Data records

○ ○ ○ ○

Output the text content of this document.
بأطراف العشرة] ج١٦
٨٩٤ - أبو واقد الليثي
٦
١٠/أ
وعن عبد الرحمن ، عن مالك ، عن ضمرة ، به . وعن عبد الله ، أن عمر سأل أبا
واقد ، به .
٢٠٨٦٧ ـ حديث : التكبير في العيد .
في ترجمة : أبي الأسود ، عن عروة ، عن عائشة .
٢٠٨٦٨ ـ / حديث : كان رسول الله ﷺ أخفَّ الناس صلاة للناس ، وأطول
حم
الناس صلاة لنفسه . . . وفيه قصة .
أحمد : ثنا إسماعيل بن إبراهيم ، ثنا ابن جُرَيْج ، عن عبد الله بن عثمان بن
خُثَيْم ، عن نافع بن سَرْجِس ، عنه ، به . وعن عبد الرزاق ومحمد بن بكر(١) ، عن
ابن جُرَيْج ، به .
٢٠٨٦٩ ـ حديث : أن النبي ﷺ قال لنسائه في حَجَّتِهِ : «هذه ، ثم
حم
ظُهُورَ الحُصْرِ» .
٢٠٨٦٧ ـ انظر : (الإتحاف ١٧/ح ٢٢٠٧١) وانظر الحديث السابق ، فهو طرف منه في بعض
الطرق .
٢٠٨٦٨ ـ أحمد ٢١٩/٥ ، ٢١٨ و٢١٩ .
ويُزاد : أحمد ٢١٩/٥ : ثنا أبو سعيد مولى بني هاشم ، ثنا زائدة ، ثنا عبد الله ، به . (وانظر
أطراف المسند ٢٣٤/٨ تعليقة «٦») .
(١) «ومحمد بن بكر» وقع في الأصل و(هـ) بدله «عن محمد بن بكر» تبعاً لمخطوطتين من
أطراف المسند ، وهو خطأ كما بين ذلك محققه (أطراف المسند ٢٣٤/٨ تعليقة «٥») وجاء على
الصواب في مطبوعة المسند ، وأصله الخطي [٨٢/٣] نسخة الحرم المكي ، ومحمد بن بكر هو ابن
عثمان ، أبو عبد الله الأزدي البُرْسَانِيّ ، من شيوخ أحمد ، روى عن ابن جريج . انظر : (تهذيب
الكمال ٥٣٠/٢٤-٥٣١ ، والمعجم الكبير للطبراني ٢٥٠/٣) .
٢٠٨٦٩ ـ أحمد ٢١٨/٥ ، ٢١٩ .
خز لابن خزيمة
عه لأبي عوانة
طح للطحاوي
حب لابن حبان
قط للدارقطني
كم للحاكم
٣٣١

○ ○ ○ ○

Given request: Take each line containing the string "الله" and copy it out.

Output of the exercise:
وعن عبد الرحمن ، عن مالك ، عن ضمرة ، به . وعن عبد الله ، أن عمر سأل أبا
٢٠٨٦٨ ـ / حديث : كان رسول الله ﷺ أخفَّ الناس صلاة للناس ، وأطول
أحمد : ثنا إسماعيل بن إبراهيم ، ثنا ابن جُرَيْج ، عن عبد الله بن عثمان بن
ويُزاد : أحمد ٢١٩/٥ : ثنا أبو سعيد مولى بني هاشم ، ثنا زائدة ، ثنا عبد الله ، به . (وانظر
عثمان ، أبو عبد الله الأزدي البُرْسَانِيّ ، من شيوخ أحمد ، روى عن ابن جريج . انظر : (تهذيب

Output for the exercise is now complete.